▼

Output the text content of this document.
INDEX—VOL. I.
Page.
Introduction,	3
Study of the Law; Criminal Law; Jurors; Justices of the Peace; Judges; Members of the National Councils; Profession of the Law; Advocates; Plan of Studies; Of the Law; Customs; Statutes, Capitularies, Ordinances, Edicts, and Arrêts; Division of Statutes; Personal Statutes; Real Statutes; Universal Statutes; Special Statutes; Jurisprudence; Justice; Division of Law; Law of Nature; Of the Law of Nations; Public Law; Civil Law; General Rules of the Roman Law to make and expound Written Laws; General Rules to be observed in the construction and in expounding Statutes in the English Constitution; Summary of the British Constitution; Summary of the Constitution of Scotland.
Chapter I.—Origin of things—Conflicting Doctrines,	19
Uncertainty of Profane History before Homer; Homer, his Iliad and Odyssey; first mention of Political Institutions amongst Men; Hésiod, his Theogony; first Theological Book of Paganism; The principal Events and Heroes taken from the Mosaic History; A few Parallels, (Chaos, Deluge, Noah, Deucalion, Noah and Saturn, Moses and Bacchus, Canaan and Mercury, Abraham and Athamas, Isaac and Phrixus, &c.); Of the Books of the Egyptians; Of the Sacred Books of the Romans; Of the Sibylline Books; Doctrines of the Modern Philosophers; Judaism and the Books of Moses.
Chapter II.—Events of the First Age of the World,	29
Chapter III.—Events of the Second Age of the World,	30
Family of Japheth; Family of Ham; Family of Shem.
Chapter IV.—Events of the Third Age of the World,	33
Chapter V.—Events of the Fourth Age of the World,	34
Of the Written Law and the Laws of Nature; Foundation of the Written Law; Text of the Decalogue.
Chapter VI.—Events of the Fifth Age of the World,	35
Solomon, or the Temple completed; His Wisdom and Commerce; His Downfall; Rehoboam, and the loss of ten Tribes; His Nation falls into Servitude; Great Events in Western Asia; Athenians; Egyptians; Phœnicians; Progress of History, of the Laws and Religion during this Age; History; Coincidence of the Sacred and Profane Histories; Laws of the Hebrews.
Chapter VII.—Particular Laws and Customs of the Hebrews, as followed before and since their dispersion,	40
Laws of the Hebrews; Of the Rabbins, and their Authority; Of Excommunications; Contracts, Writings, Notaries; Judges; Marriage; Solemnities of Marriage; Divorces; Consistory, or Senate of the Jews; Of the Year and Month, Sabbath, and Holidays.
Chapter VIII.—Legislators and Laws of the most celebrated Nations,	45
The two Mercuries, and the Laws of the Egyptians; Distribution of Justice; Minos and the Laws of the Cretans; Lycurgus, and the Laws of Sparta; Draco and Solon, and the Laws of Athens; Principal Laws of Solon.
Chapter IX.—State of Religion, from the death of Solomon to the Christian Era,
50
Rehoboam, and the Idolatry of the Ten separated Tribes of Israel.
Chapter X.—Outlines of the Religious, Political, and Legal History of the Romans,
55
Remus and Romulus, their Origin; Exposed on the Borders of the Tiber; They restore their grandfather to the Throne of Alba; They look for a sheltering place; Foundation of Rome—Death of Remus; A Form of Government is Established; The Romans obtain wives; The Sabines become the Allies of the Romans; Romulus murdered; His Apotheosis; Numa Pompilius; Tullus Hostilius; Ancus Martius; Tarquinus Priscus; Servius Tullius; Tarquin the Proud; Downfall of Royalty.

▲

OBJECTIVE => Make an exact copy of all the data.

PROBLEM SOLUTION =>
Output the text content of this document.
INDEX—VOL. I.
Page.
Introduction,	3
Study of the Law; Criminal Law; Jurors; Justices of the Peace; Judges; Members of the National Councils; Profession of the Law; Advocates; Plan of Studies; Of the Law; Customs; Statutes, Capitularies, Ordinances, Edicts, and Arrêts; Division of Statutes; Personal Statutes; Real Statutes; Universal Statutes; Special Statutes; Jurisprudence; Justice; Division of Law; Law of Nature; Of the Law of Nations; Public Law; Civil Law; General Rules of the Roman Law to make and expound Written Laws; General Rules to be observed in the construction and in expounding Statutes in the English Constitution; Summary of the British Constitution; Summary of the Constitution of Scotland.
Chapter I.—Origin of things—Conflicting Doctrines,	19
Uncertainty of Profane History before Homer; Homer, his Iliad and Odyssey; first mention of Political Institutions amongst Men; Hésiod, his Theogony; first Theological Book of Paganism; The principal Events and Heroes taken from the Mosaic History; A few Parallels, (Chaos, Deluge, Noah, Deucalion, Noah and Saturn, Moses and Bacchus, Canaan and Mercury, Abraham and Athamas, Isaac and Phrixus, &c.); Of the Books of the Egyptians; Of the Sacred Books of the Romans; Of the Sibylline Books; Doctrines of the Modern Philosophers; Judaism and the Books of Moses.
Chapter II.—Events of the First Age of the World,	29
Chapter III.—Events of the Second Age of the World,	30
Family of Japheth; Family of Ham; Family of Shem.
Chapter IV.—Events of the Third Age of the World,	33
Chapter V.—Events of the Fourth Age of the World,	34
Of the Written Law and the Laws of Nature; Foundation of the Written Law; Text of the Decalogue.
Chapter VI.—Events of the Fifth Age of the World,	35
Solomon, or the Temple completed; His Wisdom and Commerce; His Downfall; Rehoboam, and the loss of ten Tribes; His Nation falls into Servitude; Great Events in Western Asia; Athenians; Egyptians; Phœnicians; Progress of History, of the Laws and Religion during this Age; History; Coincidence of the Sacred and Profane Histories; Laws of the Hebrews.
Chapter VII.—Particular Laws and Customs of the Hebrews, as followed before and since their dispersion,	40
Laws of the Hebrews; Of the Rabbins, and their Authority; Of Excommunications; Contracts, Writings, Notaries; Judges; Marriage; Solemnities of Marriage; Divorces; Consistory, or Senate of the Jews; Of the Year and Month, Sabbath, and Holidays.
Chapter VIII.—Legislators and Laws of the most celebrated Nations,	45
The two Mercuries, and the Laws of the Egyptians; Distribution of Justice; Minos and the Laws of the Cretans; Lycurgus, and the Laws of Sparta; Draco and Solon, and the Laws of Athens; Principal Laws of Solon.
Chapter IX.—State of Religion, from the death of Solomon to the Christian Era,
50
Rehoboam, and the Idolatry of the Ten separated Tribes of Israel.
Chapter X.—Outlines of the Religious, Political, and Legal History of the Romans,
55
Remus and Romulus, their Origin; Exposed on the Borders of the Tiber; They restore their grandfather to the Throne of Alba; They look for a sheltering place; Foundation of Rome—Death of Remus; A Form of Government is Established; The Romans obtain wives; The Sabines become the Allies of the Romans; Romulus murdered; His Apotheosis; Numa Pompilius; Tullus Hostilius; Ancus Martius; Tarquinus Priscus; Servius Tullius; Tarquin the Proud; Downfall of Royalty.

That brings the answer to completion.